**THE REQUEST**
Restate the listing that follows word for word, without its pictures.
====== RECORDS PROVIDED
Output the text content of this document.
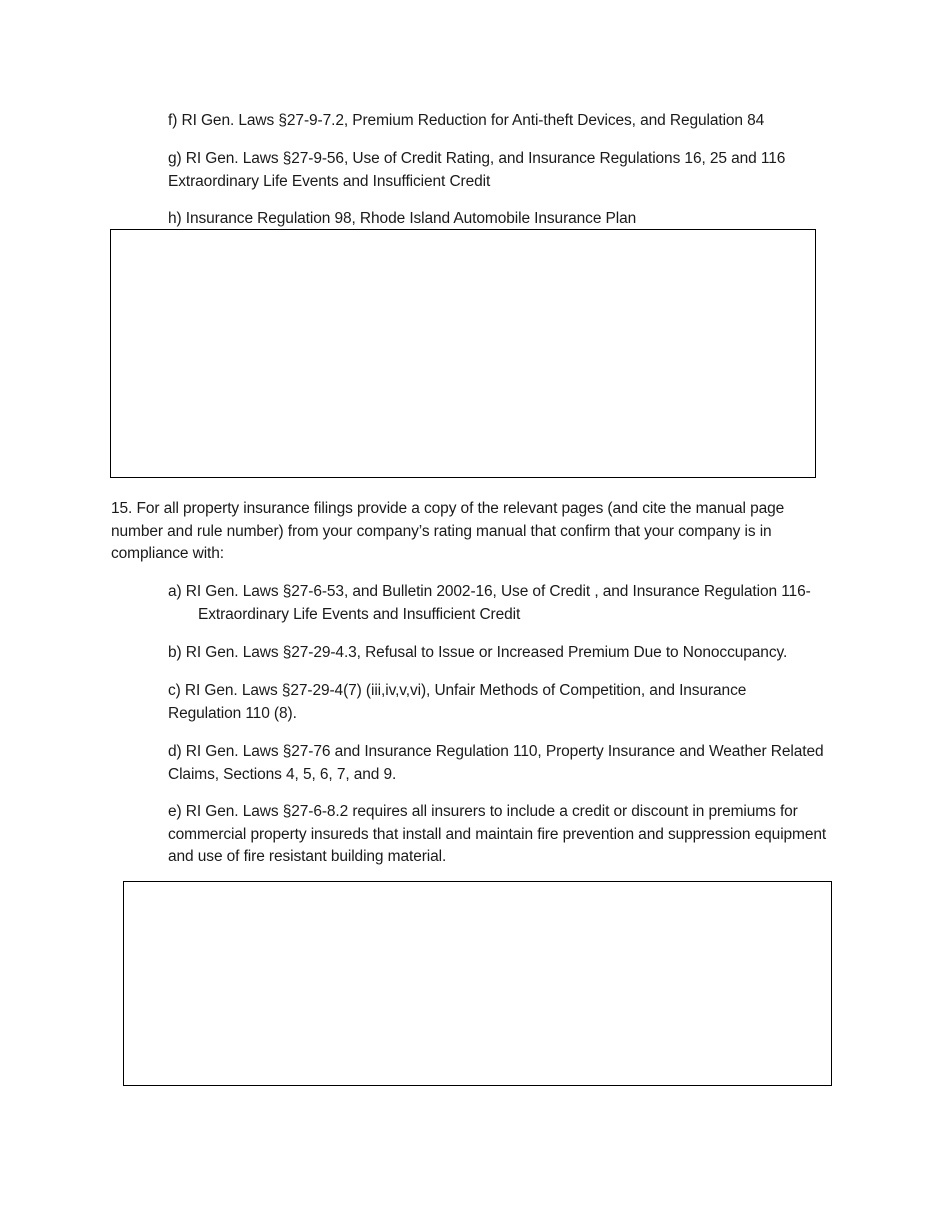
f) RI Gen. Laws §27-9-7.2, Premium Reduction for Anti-theft Devices, and Regulation 84

g) RI Gen. Laws §27-9-56, Use of Credit Rating, and Insurance Regulations 16, 25 and 116 Extraordinary Life Events and Insufficient Credit

h) Insurance Regulation 98, Rhode Island Automobile Insurance Plan

15. For all property insurance filings provide a copy of the relevant pages (and cite the manual page number and rule number) from your company’s rating manual that confirm that your company is in compliance with:

a) RI Gen. Laws §27-6-53, and Bulletin 2002-16, Use of Credit , and Insurance Regulation 116- Extraordinary Life Events and Insufficient Credit

b) RI Gen. Laws §27-29-4.3, Refusal to Issue or Increased Premium Due to Nonoccupancy.

c) RI Gen. Laws §27-29-4(7) (iii,iv,v,vi), Unfair Methods of Competition, and Insurance Regulation 110 (8).

d) RI Gen. Laws §27-76 and Insurance Regulation 110, Property Insurance and Weather Related Claims, Sections 4, 5, 6, 7, and 9.

e) RI Gen. Laws §27-6-8.2 requires all insurers to include a credit or discount in premiums for commercial property insureds that install and maintain fire prevention and suppression equipment and use of fire resistant building material.
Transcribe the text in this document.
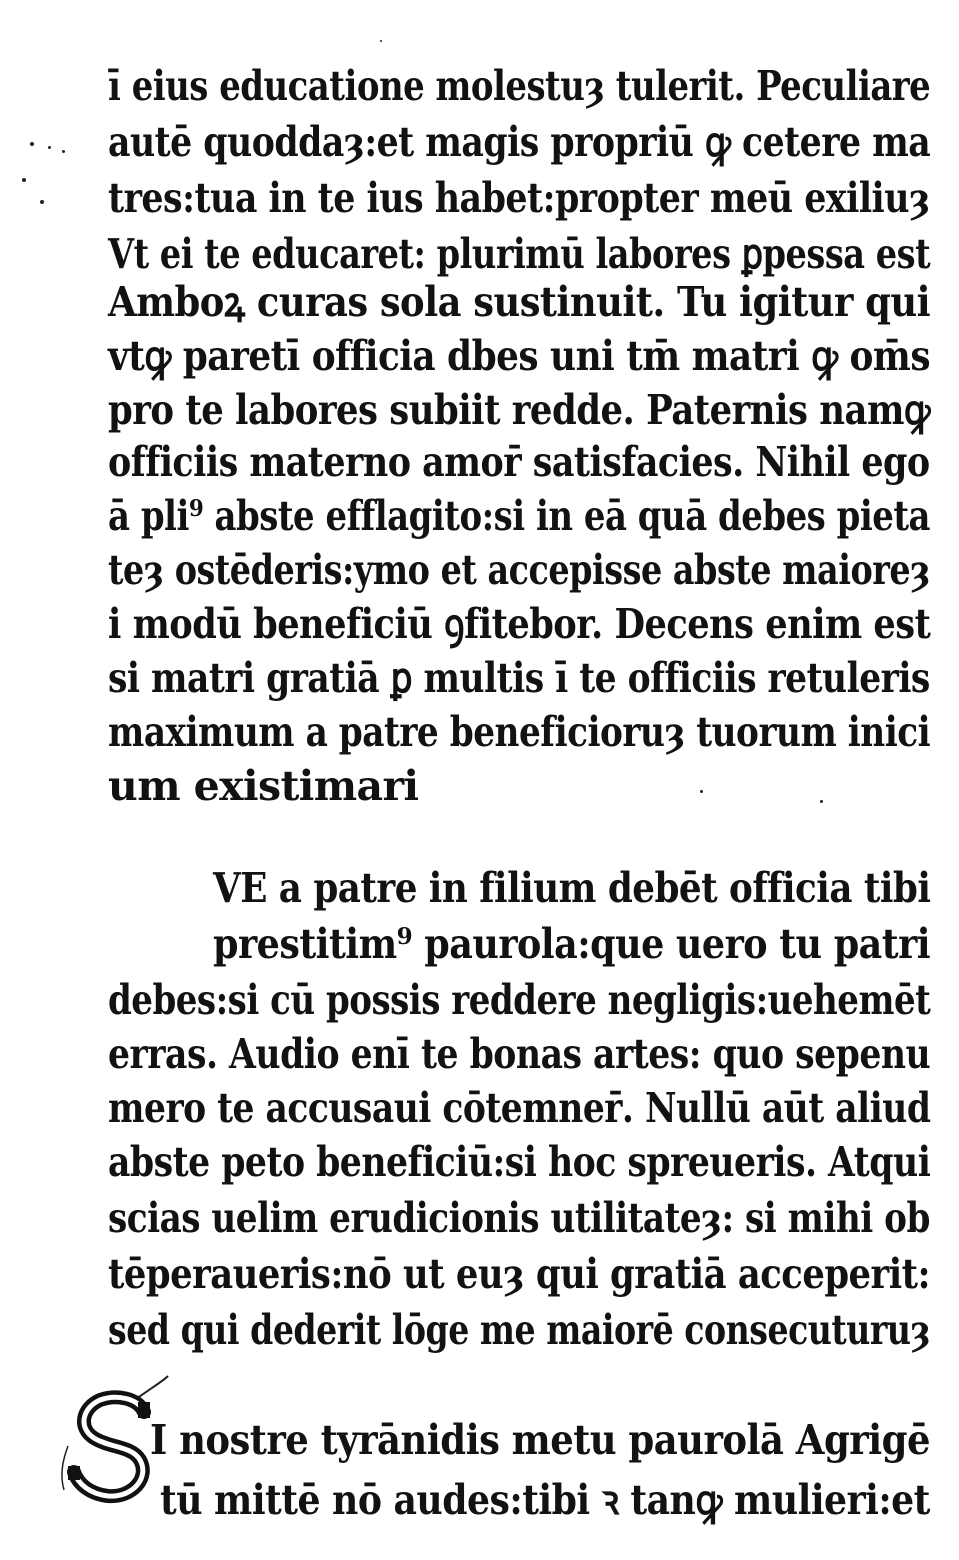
ī eius educatione molestuȝ tulerit. Peculiare
autē quoddaȝ:et magis propriū ꝙ cetere ma
tres:tua in te ius habet:propter meū exiliuȝ
Vt ei te educaret: plurimū labores ꝑpessa est
Amboꝝ curas sola sustinuit. Tu igitur qui
vtꝙ paretī officia dbes uni tm̄ matri ꝙ om̄s
pro te labores subiit redde. Paternis namꝙ
officiis materno amor̄ satisfacies. Nihil ego
ā pli⁹ abste efflagito:si in eā quā debes pieta
teȝ ostēderis:ymo et accepisse abste maioreȝ
i modū beneficiū ꝯfitebor. Decens enim est
si matri gratiā ꝑ multis ī te officiis retuleris
maximum a patre beneficioruȝ tuorum inici
um existimari
VE a patre in filium debēt officia tibi
prestitim⁹ paurola:que uero tu patri
debes:si cū possis reddere negligis:uehemēt
erras. Audio enī te bonas artes: quo sepenu
mero te accusaui cōtemner̄. Nullū aūt aliud
abste peto beneficiū:si hoc spreueris. Atqui
scias uelim erudicionis utilitateȝ: si mihi ob
tēperaueris:nō ut euȝ qui gratiā acceperit:
sed qui dederit lōge me maiorē consecuturuȝ
I nostre tyrānidis metu paurolā Agrigē
tū mittē nō audes:tibi ꝛ tanꝙ mulieri:et
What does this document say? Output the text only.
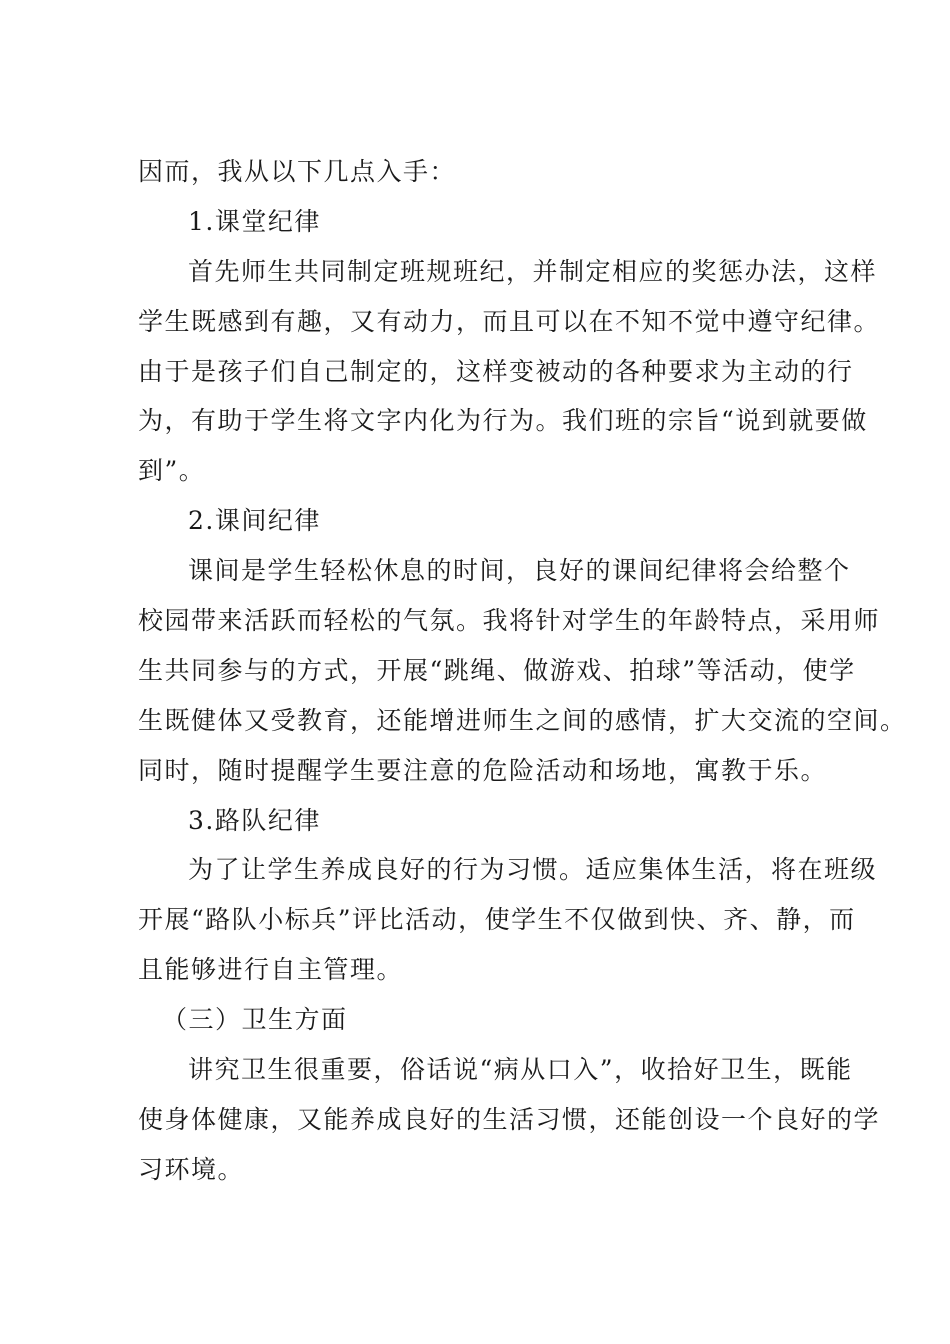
因而，我从以下几点入手：
1.课堂纪律
首先师生共同制定班规班纪，并制定相应的奖惩办法，这样
学生既感到有趣，又有动力，而且可以在不知不觉中遵守纪律。
由于是孩子们自己制定的，这样变被动的各种要求为主动的行
为，有助于学生将文字内化为行为。我们班的宗旨“说到就要做
到”。
2.课间纪律
课间是学生轻松休息的时间，良好的课间纪律将会给整个
校园带来活跃而轻松的气氛。我将针对学生的年龄特点，采用师
生共同参与的方式，开展“跳绳、做游戏、拍球”等活动，使学
生既健体又受教育，还能增进师生之间的感情，扩大交流的空间。
同时，随时提醒学生要注意的危险活动和场地，寓教于乐。
3.路队纪律
为了让学生养成良好的行为习惯。适应集体生活，将在班级
开展“路队小标兵”评比活动，使学生不仅做到快、齐、静，而
且能够进行自主管理。
（三）卫生方面
讲究卫生很重要，俗话说“病从口入”，收拾好卫生，既能
使身体健康，又能养成良好的生活习惯，还能创设一个良好的学
习环境。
============
**SOLUTION TO THE PROBLEM**
Output the text content of this document.
f) RI Gen. Laws §27-9-7.2, Premium Reduction for Anti-theft Devices, and Regulation 84

g) RI Gen. Laws §27-9-56, Use of Credit Rating, and Insurance Regulations 16, 25 and 116 Extraordinary Life Events and Insufficient Credit

h) Insurance Regulation 98, Rhode Island Automobile Insurance Plan

15. For all property insurance filings provide a copy of the relevant pages (and cite the manual page number and rule number) from your company’s rating manual that confirm that your company is in compliance with:

a) RI Gen. Laws §27-6-53, and Bulletin 2002-16, Use of Credit , and Insurance Regulation 116- Extraordinary Life Events and Insufficient Credit

b) RI Gen. Laws §27-29-4.3, Refusal to Issue or Increased Premium Due to Nonoccupancy.

c) RI Gen. Laws §27-29-4(7) (iii,iv,v,vi), Unfair Methods of Competition, and Insurance Regulation 110 (8).

d) RI Gen. Laws §27-76 and Insurance Regulation 110, Property Insurance and Weather Related Claims, Sections 4, 5, 6, 7, and 9.

e) RI Gen. Laws §27-6-8.2 requires all insurers to include a credit or discount in premiums for commercial property insureds that install and maintain fire prevention and suppression equipment and use of fire resistant building material.
Transcribe the text in this document.
ī eius educatione molestuȝ tulerit. Peculiare
autē quoddaȝ:et magis propriū ꝙ cetere ma
tres:tua in te ius habet:propter meū exiliuȝ
Vt ei te educaret: plurimū labores ꝑpessa est
Amboꝝ curas sola sustinuit. Tu igitur qui
vtꝙ paretī officia dbes uni tm̄ matri ꝙ om̄s
pro te labores subiit redde. Paternis namꝙ
officiis materno amor̄ satisfacies. Nihil ego
ā pli⁹ abste efflagito:si in eā quā debes pieta
teȝ ostēderis:ymo et accepisse abste maioreȝ
i modū beneficiū ꝯfitebor. Decens enim est
si matri gratiā ꝑ multis ī te officiis retuleris
maximum a patre beneficioruȝ tuorum inici
um existimari
VE a patre in filium debēt officia tibi
prestitim⁹ paurola:que uero tu patri
debes:si cū possis reddere negligis:uehemēt
erras. Audio enī te bonas artes: quo sepenu
mero te accusaui cōtemner̄. Nullū aūt aliud
abste peto beneficiū:si hoc spreueris. Atqui
scias uelim erudicionis utilitateȝ: si mihi ob
tēperaueris:nō ut euȝ qui gratiā acceperit:
sed qui dederit lōge me maiorē consecuturuȝ
I nostre tyrānidis metu paurolā Agrigē
tū mittē nō audes:tibi ꝛ tanꝙ mulieri:et
What does this document say? Output the text only.
因而，我从以下几点入手：
1.课堂纪律
首先师生共同制定班规班纪，并制定相应的奖惩办法，这样
学生既感到有趣，又有动力，而且可以在不知不觉中遵守纪律。
由于是孩子们自己制定的，这样变被动的各种要求为主动的行
为，有助于学生将文字内化为行为。我们班的宗旨“说到就要做
到”。
2.课间纪律
课间是学生轻松休息的时间，良好的课间纪律将会给整个
校园带来活跃而轻松的气氛。我将针对学生的年龄特点，采用师
生共同参与的方式，开展“跳绳、做游戏、拍球”等活动，使学
生既健体又受教育，还能增进师生之间的感情，扩大交流的空间。
同时，随时提醒学生要注意的危险活动和场地，寓教于乐。
3.路队纪律
为了让学生养成良好的行为习惯。适应集体生活，将在班级
开展“路队小标兵”评比活动，使学生不仅做到快、齐、静，而
且能够进行自主管理。
（三）卫生方面
讲究卫生很重要，俗话说“病从口入”，收拾好卫生，既能
使身体健康，又能养成良好的生活习惯，还能创设一个良好的学
习环境。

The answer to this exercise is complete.